▶ **What the task asks**:
Go through the listing below and gather every line with the word "object".
_ _ _ _ _ _ _
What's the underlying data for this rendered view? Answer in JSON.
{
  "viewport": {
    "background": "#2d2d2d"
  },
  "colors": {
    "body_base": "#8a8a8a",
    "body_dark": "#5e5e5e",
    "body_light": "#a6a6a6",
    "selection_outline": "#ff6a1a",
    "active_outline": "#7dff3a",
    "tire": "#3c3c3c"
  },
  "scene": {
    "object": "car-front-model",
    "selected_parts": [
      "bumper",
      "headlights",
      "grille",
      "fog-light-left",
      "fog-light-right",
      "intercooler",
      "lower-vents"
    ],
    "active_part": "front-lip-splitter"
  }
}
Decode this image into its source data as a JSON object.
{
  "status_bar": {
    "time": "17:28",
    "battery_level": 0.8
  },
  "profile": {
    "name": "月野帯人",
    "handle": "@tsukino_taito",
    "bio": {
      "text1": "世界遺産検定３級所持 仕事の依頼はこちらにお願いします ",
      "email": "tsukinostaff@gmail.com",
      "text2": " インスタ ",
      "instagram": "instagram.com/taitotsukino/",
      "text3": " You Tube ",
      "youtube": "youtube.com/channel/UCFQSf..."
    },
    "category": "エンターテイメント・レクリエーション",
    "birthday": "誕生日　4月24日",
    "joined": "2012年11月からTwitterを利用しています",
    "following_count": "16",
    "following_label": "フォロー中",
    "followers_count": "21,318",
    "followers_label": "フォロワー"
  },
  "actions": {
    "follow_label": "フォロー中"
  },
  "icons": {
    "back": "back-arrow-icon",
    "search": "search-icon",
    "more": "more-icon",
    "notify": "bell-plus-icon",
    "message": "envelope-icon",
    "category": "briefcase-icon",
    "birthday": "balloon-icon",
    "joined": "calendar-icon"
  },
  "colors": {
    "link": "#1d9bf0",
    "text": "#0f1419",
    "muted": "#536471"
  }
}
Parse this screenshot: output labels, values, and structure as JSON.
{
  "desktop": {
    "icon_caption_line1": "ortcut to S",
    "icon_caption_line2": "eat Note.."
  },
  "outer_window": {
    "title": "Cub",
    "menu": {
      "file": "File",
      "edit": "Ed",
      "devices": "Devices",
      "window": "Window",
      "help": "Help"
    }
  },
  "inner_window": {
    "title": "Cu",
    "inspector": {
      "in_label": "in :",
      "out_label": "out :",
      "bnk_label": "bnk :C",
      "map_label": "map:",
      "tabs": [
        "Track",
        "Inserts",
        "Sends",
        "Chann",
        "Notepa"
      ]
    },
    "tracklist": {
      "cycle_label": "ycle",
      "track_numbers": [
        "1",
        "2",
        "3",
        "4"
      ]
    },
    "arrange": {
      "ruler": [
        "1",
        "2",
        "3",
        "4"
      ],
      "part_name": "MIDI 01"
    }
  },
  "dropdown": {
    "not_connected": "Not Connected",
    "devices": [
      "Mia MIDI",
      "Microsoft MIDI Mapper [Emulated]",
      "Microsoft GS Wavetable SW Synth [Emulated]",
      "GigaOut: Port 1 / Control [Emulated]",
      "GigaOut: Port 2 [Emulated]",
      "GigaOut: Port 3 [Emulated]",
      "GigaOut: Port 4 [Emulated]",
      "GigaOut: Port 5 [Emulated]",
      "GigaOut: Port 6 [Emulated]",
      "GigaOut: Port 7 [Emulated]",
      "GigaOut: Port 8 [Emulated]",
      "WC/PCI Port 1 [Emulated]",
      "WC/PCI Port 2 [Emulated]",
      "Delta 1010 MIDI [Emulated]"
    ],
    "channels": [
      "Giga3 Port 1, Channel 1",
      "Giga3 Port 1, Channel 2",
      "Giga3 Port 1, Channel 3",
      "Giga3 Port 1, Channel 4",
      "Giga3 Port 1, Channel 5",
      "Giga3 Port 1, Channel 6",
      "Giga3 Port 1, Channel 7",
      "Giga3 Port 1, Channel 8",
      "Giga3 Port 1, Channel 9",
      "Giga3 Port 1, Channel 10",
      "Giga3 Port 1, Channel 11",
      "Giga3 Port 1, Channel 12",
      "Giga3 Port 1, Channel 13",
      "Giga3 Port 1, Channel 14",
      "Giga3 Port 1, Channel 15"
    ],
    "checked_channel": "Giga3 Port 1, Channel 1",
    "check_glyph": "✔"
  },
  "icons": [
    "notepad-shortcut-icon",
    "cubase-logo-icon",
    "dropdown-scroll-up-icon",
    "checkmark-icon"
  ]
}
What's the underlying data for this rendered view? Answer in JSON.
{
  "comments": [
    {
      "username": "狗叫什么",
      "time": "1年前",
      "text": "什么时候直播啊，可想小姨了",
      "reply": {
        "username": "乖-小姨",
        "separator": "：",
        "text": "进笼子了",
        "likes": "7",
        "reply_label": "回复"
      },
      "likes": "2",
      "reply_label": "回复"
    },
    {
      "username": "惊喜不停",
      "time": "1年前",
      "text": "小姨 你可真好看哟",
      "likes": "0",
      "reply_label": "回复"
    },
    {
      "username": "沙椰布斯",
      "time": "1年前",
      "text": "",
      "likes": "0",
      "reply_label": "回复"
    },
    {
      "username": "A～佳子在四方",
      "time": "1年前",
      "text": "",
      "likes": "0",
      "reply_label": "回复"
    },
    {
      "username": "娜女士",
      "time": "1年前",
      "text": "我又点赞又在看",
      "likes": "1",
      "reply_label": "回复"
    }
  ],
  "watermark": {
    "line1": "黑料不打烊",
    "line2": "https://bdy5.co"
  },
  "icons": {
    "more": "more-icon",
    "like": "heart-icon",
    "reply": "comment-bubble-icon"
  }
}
_ _ _ _ _ _ _
▶ **Answer to this exercise**:
    "object": "car-front-model",
Decode this image into its source data as a JSON object.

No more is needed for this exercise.